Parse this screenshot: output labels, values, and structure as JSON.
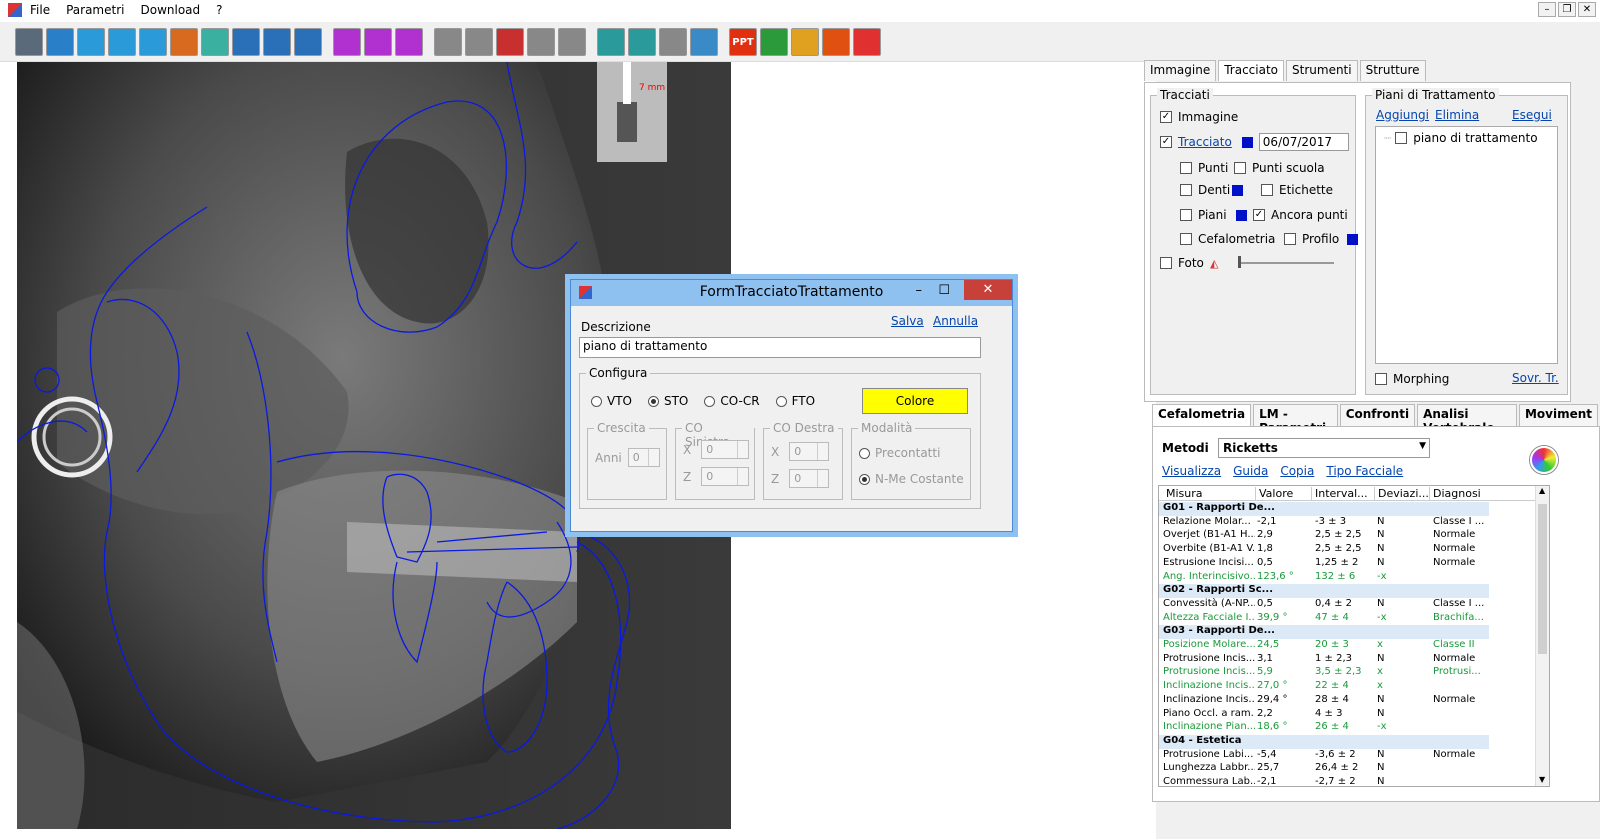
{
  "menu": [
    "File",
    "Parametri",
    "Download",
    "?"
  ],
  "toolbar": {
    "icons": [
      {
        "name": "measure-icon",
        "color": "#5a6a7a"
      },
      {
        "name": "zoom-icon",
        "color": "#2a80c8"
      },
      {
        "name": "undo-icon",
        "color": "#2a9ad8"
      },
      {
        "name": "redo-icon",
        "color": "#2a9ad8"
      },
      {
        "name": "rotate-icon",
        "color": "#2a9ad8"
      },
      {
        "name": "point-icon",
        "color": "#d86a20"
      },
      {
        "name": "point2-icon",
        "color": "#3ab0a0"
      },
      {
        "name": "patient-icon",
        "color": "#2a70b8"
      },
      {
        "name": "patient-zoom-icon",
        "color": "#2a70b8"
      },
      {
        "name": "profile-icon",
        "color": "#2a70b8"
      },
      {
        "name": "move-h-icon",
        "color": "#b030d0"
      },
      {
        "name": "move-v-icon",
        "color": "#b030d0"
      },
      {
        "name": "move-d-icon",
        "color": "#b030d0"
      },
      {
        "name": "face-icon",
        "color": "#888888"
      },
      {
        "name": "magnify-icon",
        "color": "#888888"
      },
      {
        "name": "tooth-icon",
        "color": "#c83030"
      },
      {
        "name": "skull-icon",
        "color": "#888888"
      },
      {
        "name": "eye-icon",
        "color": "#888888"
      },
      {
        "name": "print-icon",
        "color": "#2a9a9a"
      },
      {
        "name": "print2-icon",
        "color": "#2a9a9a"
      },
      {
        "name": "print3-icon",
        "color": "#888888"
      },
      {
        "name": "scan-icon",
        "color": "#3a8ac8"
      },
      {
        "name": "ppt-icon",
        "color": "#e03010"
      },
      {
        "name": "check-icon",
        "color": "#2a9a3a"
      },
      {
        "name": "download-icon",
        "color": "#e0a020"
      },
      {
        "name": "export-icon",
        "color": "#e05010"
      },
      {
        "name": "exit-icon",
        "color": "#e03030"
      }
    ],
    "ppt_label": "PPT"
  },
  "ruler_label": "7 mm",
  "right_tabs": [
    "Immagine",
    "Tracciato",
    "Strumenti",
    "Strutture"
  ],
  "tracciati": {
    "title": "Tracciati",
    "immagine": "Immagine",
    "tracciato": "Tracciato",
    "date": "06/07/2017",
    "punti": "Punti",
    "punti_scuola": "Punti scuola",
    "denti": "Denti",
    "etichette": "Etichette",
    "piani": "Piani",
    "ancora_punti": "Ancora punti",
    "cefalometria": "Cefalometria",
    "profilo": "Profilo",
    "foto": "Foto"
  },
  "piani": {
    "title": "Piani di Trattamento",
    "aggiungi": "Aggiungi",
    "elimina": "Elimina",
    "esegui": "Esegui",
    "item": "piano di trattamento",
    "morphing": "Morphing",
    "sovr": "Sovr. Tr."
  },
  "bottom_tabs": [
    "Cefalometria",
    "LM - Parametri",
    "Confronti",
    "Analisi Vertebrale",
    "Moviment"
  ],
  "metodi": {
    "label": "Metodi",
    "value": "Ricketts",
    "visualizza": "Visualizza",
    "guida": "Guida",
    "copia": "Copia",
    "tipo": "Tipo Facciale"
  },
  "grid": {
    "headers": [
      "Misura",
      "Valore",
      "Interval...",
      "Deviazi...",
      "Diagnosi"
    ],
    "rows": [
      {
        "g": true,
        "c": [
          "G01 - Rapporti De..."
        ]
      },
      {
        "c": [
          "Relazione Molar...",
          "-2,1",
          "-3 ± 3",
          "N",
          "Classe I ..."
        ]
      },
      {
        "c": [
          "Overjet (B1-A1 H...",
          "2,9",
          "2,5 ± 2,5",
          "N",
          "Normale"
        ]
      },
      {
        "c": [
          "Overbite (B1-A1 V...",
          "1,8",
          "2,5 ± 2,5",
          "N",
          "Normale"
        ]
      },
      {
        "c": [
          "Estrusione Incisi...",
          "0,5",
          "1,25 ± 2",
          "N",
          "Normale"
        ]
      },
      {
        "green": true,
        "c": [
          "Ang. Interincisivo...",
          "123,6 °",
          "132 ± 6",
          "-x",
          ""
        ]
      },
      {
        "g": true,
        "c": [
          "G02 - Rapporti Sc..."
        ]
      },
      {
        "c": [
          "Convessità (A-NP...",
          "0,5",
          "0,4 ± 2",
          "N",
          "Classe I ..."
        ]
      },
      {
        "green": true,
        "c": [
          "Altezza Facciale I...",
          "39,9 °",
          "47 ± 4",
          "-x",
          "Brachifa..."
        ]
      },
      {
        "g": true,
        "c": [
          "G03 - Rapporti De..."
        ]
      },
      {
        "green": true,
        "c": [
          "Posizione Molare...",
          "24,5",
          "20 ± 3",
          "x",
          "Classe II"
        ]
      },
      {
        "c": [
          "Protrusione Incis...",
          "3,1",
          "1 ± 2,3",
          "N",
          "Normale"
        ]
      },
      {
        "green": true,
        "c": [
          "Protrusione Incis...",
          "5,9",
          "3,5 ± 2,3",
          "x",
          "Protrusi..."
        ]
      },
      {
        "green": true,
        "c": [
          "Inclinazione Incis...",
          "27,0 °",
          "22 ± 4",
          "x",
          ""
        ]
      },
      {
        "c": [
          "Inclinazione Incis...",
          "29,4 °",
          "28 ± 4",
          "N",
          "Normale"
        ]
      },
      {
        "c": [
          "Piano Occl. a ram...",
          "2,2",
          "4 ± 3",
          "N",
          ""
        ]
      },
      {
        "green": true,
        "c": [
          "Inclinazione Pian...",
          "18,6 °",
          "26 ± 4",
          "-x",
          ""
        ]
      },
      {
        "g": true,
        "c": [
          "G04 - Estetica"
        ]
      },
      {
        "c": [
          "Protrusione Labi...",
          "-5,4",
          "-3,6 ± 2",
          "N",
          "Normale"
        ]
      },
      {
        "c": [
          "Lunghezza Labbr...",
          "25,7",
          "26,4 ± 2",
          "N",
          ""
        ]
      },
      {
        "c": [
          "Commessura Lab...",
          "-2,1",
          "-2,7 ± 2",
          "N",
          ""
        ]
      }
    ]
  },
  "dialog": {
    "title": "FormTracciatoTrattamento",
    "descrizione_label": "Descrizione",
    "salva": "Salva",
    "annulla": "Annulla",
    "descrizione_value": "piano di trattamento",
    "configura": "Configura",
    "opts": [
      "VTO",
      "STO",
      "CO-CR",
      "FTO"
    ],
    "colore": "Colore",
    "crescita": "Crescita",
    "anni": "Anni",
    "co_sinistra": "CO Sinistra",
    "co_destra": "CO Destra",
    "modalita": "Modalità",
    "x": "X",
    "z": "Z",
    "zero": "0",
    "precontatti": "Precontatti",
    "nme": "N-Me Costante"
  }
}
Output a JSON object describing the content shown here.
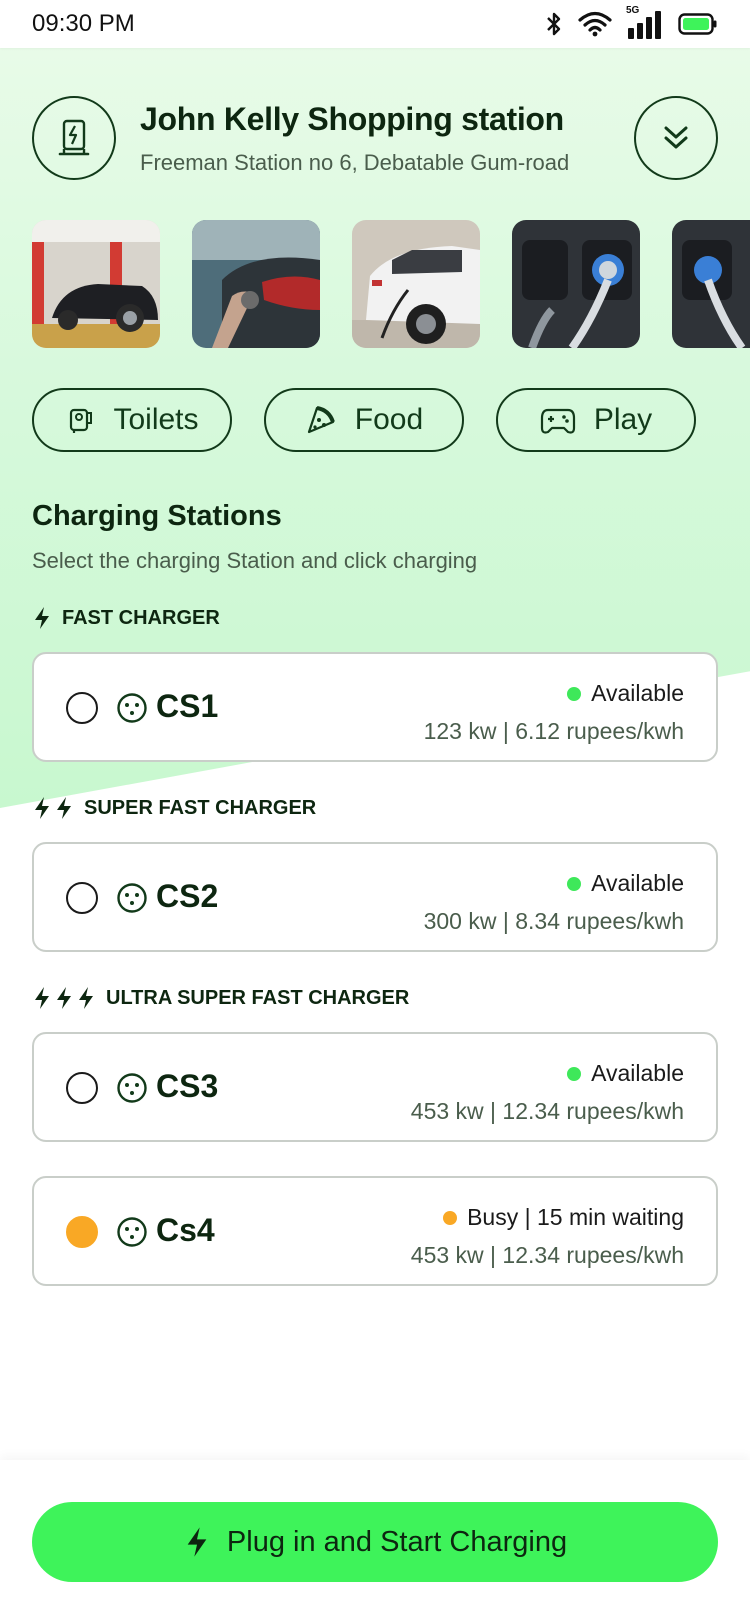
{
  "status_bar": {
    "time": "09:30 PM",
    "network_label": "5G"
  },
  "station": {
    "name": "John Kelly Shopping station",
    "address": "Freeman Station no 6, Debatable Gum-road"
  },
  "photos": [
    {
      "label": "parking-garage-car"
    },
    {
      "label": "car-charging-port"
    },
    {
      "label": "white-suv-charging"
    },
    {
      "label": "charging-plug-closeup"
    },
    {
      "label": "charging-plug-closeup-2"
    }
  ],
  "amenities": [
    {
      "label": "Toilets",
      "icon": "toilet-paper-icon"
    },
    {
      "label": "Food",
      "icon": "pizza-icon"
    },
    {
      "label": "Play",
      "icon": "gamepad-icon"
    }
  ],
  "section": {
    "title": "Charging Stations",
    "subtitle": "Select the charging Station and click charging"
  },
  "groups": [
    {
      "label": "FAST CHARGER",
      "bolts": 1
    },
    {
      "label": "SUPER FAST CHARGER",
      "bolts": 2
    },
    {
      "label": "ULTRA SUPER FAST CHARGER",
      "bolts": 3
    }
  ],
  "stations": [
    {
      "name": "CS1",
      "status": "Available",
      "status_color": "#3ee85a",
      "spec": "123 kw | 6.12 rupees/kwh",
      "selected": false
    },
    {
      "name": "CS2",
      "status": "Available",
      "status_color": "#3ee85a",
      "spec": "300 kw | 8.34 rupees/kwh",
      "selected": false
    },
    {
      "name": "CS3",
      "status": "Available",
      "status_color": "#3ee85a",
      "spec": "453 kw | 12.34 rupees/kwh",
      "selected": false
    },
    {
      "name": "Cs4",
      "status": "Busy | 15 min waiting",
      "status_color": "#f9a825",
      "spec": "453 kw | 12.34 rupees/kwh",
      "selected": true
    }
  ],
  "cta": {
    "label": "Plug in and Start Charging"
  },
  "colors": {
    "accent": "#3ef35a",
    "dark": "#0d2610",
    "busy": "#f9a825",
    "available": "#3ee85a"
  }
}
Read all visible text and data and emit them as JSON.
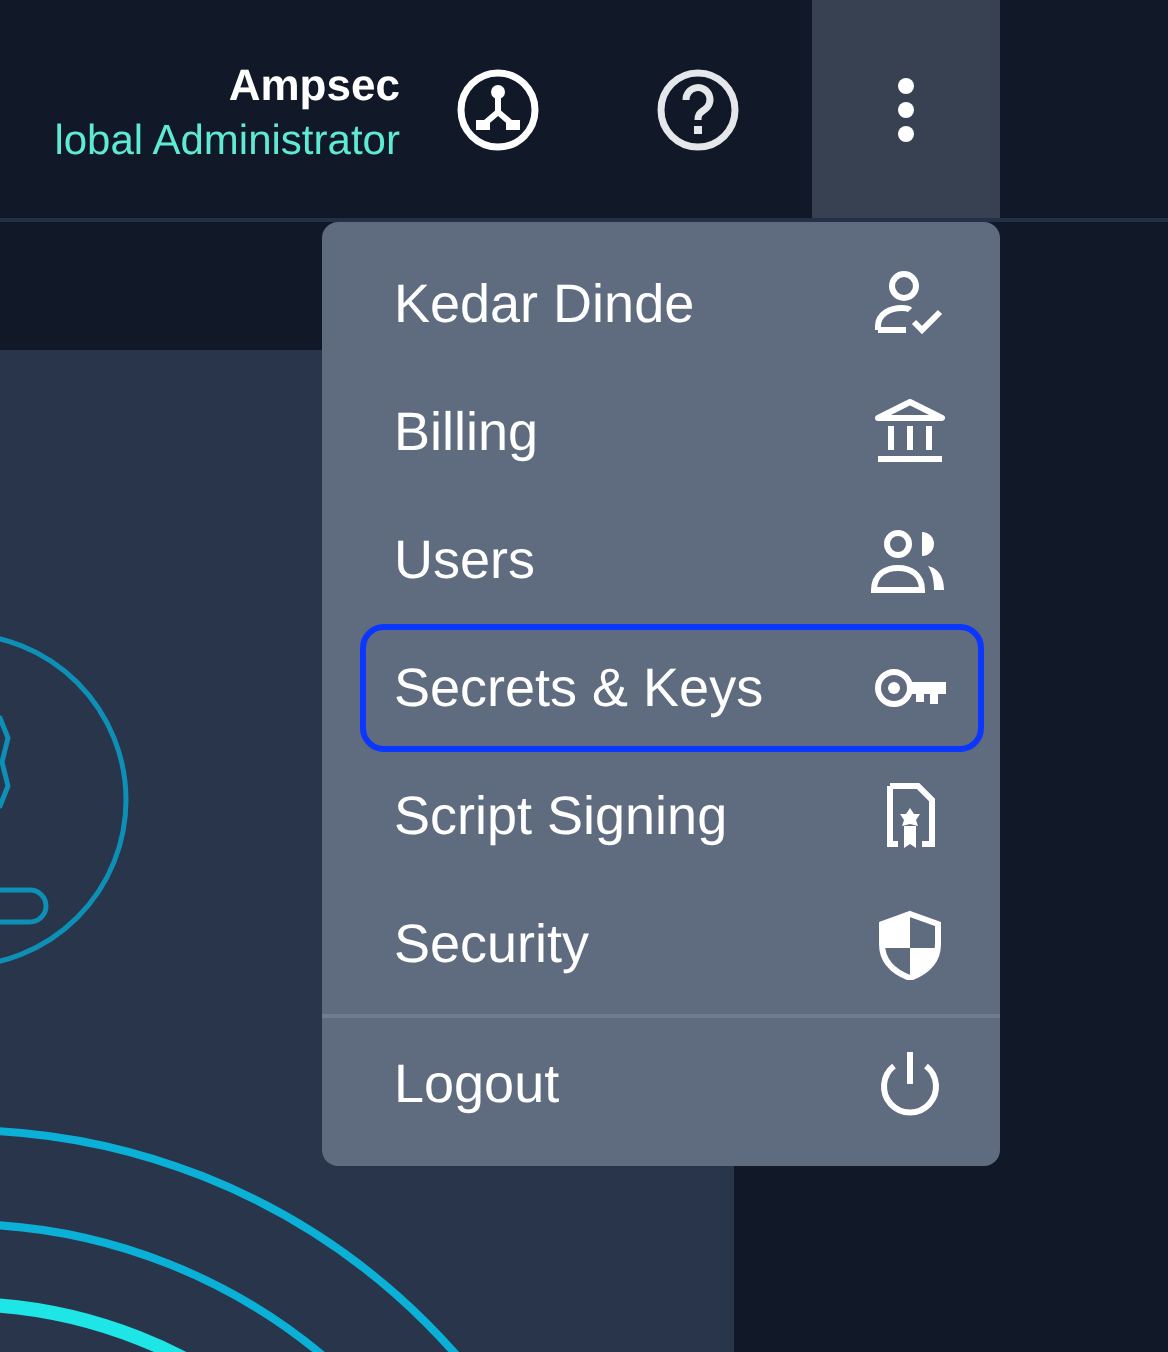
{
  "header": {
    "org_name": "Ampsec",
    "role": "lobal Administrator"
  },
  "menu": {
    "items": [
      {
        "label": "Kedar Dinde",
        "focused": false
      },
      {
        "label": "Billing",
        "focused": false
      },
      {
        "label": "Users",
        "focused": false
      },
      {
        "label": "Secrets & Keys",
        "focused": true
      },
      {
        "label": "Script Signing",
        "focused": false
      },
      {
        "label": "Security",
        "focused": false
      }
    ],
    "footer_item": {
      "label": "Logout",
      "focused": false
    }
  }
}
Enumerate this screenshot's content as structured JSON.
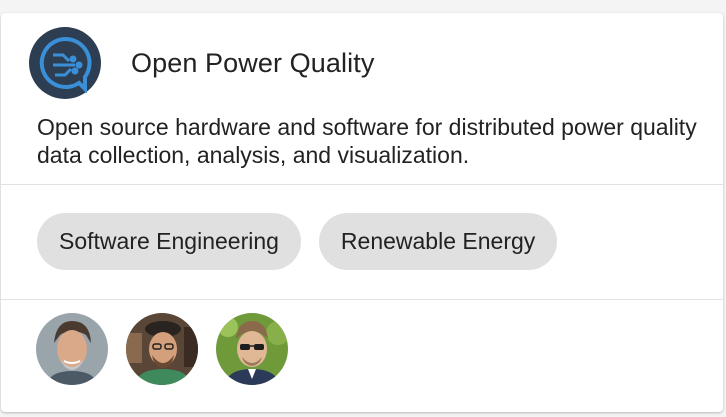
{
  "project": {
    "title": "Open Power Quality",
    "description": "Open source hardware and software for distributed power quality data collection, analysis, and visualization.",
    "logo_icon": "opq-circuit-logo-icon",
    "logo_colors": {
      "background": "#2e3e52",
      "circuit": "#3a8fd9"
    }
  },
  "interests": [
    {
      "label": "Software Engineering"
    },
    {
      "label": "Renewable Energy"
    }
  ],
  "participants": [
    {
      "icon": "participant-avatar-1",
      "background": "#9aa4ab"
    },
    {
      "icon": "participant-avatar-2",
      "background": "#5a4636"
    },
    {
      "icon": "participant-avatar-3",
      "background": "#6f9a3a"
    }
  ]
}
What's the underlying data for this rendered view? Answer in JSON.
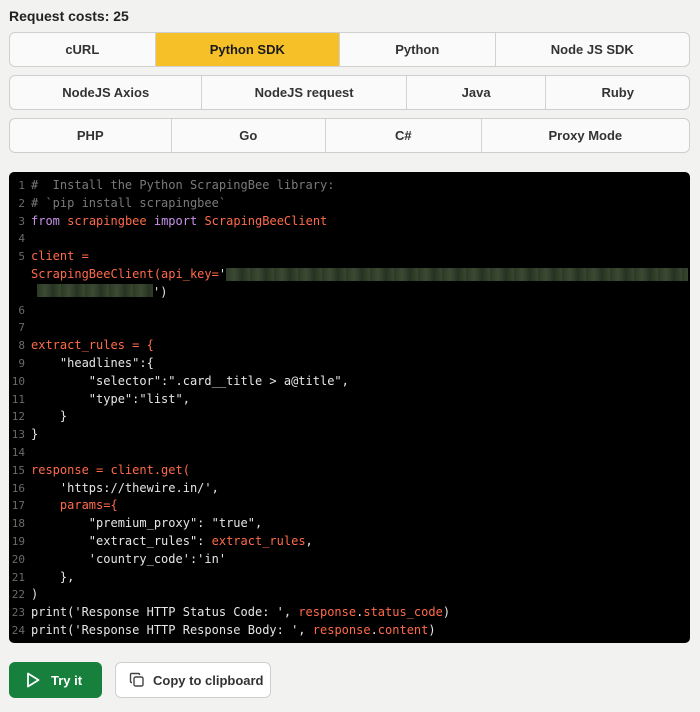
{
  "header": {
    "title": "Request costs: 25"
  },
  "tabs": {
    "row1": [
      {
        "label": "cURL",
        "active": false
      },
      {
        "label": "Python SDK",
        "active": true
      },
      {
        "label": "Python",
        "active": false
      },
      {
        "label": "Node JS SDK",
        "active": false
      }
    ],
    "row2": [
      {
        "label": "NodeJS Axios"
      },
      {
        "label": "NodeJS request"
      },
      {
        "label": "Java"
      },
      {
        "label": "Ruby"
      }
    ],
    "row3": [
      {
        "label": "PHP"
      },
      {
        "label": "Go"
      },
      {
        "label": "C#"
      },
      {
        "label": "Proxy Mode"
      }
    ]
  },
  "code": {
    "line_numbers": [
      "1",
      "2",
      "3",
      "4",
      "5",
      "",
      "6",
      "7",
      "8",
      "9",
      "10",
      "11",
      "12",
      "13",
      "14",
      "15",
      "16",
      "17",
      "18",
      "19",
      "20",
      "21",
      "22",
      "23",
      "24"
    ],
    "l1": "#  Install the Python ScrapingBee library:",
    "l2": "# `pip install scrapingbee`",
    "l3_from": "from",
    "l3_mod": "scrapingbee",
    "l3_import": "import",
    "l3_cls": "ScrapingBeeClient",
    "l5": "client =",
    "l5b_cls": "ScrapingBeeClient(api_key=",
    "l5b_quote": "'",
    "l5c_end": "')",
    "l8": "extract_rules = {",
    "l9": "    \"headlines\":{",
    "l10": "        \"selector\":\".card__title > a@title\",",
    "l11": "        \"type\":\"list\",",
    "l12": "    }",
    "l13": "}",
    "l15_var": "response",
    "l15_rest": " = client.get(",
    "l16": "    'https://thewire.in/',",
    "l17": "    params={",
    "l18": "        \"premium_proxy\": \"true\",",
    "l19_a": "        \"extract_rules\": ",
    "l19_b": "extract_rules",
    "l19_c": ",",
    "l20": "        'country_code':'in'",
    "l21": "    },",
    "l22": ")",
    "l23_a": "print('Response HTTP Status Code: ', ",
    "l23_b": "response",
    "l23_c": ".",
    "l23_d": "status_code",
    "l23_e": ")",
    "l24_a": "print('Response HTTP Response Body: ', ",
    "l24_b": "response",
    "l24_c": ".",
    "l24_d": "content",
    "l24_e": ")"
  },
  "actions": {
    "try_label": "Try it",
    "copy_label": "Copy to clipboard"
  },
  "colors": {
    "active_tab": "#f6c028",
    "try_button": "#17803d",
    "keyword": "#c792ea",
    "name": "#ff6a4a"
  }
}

• **Task description**:
Which lines in the listing above hold the word "this"? Show each of them.

• **Reply to the exercise**:
Parse this screenshot: output labels, values, and structure as JSON.
Enumerate this screenshot's content as structured JSON.
What's the underlying data for this rendered view? Answer in JSON.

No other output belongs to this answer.